• **AIM**
Repeat the listing in full. Nothing may be added or left out.

• **EXERCISE MATERIAL**
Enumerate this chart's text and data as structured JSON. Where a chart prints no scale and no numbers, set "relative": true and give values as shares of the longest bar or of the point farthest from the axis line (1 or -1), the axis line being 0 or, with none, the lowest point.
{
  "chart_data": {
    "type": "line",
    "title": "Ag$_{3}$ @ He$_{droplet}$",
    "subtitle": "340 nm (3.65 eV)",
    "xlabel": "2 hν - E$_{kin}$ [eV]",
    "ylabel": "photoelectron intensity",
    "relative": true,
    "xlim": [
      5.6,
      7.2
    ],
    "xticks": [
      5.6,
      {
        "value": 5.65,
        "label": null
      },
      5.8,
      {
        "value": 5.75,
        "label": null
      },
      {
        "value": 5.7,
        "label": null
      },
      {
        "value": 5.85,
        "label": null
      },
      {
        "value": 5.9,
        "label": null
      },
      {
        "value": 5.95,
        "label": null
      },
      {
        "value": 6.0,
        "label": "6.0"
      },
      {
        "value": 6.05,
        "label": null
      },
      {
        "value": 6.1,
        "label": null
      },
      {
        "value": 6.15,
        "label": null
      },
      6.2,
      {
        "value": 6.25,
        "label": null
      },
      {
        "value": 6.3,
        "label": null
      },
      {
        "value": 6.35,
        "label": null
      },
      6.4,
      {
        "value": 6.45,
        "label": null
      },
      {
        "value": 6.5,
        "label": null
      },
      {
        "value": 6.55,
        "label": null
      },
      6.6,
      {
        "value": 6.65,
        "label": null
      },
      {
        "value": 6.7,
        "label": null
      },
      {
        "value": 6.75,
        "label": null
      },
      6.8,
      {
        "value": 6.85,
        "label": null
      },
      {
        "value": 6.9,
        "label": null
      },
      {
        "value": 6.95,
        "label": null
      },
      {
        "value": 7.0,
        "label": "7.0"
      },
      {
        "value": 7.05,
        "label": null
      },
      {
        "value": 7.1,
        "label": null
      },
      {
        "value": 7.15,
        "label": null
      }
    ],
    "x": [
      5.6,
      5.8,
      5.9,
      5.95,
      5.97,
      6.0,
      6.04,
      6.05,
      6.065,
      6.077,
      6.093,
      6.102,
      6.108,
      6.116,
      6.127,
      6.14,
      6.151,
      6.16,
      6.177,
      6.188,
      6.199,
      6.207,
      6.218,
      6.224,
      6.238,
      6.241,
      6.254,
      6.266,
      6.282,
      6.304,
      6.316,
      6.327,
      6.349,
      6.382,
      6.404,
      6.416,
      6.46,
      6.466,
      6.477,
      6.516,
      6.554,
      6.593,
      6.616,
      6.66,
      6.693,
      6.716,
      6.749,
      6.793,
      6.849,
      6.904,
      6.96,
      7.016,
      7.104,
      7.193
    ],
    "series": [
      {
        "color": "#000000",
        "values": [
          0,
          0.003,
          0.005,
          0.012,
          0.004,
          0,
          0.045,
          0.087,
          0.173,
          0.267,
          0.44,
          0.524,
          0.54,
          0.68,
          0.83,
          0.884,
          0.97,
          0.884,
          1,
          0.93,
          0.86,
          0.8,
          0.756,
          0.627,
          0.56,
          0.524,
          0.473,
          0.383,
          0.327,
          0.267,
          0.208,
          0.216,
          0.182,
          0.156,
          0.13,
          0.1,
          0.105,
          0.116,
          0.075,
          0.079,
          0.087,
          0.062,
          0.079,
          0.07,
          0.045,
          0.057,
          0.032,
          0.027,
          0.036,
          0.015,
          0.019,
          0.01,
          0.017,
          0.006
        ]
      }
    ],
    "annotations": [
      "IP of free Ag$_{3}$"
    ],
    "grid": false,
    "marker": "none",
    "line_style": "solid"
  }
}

• **FINAL RESULT**
Enumerate this chart's text and data as structured JSON. Where a chart prints no scale and no numbers, set "relative": true and give values as shares of the longest bar or of the point farthest from the axis line (1 or -1), the axis line being 0 or, with none, the lowest point.
{
  "chart_data": {
    "type": "line",
    "title": "Ag$_{3}$ @ He$_{droplet}$",
    "subtitle": "340 nm (3.65 eV)",
    "xlabel": "2 hν - E$_{kin}$ [eV]",
    "ylabel": "photoelectron intensity",
    "relative": true,
    "xlim": [
      5.6,
      7.2
    ],
    "xticks": [
      5.6,
      {
        "value": 5.65,
        "label": null
      },
      5.8,
      {
        "value": 5.75,
        "label": null
      },
      {
        "value": 5.7,
        "label": null
      },
      {
        "value": 5.85,
        "label": null
      },
      {
        "value": 5.9,
        "label": null
      },
      {
        "value": 5.95,
        "label": null
      },
      {
        "value": 6.0,
        "label": "6.0"
      },
      {
        "value": 6.05,
        "label": null
      },
      {
        "value": 6.1,
        "label": null
      },
      {
        "value": 6.15,
        "label": null
      },
      6.2,
      {
        "value": 6.25,
        "label": null
      },
      {
        "value": 6.3,
        "label": null
      },
      {
        "value": 6.35,
        "label": null
      },
      6.4,
      {
        "value": 6.45,
        "label": null
      },
      {
        "value": 6.5,
        "label": null
      },
      {
        "value": 6.55,
        "label": null
      },
      6.6,
      {
        "value": 6.65,
        "label": null
      },
      {
        "value": 6.7,
        "label": null
      },
      {
        "value": 6.75,
        "label": null
      },
      6.8,
      {
        "value": 6.85,
        "label": null
      },
      {
        "value": 6.9,
        "label": null
      },
      {
        "value": 6.95,
        "label": null
      },
      {
        "value": 7.0,
        "label": "7.0"
      },
      {
        "value": 7.05,
        "label": null
      },
      {
        "value": 7.1,
        "label": null
      },
      {
        "value": 7.15,
        "label": null
      }
    ],
    "x": [
      5.6,
      5.8,
      5.9,
      5.95,
      5.97,
      6.0,
      6.04,
      6.05,
      6.065,
      6.077,
      6.093,
      6.102,
      6.108,
      6.116,
      6.127,
      6.14,
      6.151,
      6.16,
      6.177,
      6.188,
      6.199,
      6.207,
      6.218,
      6.224,
      6.238,
      6.241,
      6.254,
      6.266,
      6.282,
      6.304,
      6.316,
      6.327,
      6.349,
      6.382,
      6.404,
      6.416,
      6.46,
      6.466,
      6.477,
      6.516,
      6.554,
      6.593,
      6.616,
      6.66,
      6.693,
      6.716,
      6.749,
      6.793,
      6.849,
      6.904,
      6.96,
      7.016,
      7.104,
      7.193
    ],
    "series": [
      {
        "color": "#000000",
        "values": [
          0,
          0.003,
          0.005,
          0.012,
          0.004,
          0,
          0.045,
          0.087,
          0.173,
          0.267,
          0.44,
          0.524,
          0.54,
          0.68,
          0.83,
          0.884,
          0.97,
          0.884,
          1,
          0.93,
          0.86,
          0.8,
          0.756,
          0.627,
          0.56,
          0.524,
          0.473,
          0.383,
          0.327,
          0.267,
          0.208,
          0.216,
          0.182,
          0.156,
          0.13,
          0.1,
          0.105,
          0.116,
          0.075,
          0.079,
          0.087,
          0.062,
          0.079,
          0.07,
          0.045,
          0.057,
          0.032,
          0.027,
          0.036,
          0.015,
          0.019,
          0.01,
          0.017,
          0.006
        ]
      }
    ],
    "annotations": [
      "IP of free Ag$_{3}$"
    ],
    "grid": false,
    "marker": "none",
    "line_style": "solid"
  }
}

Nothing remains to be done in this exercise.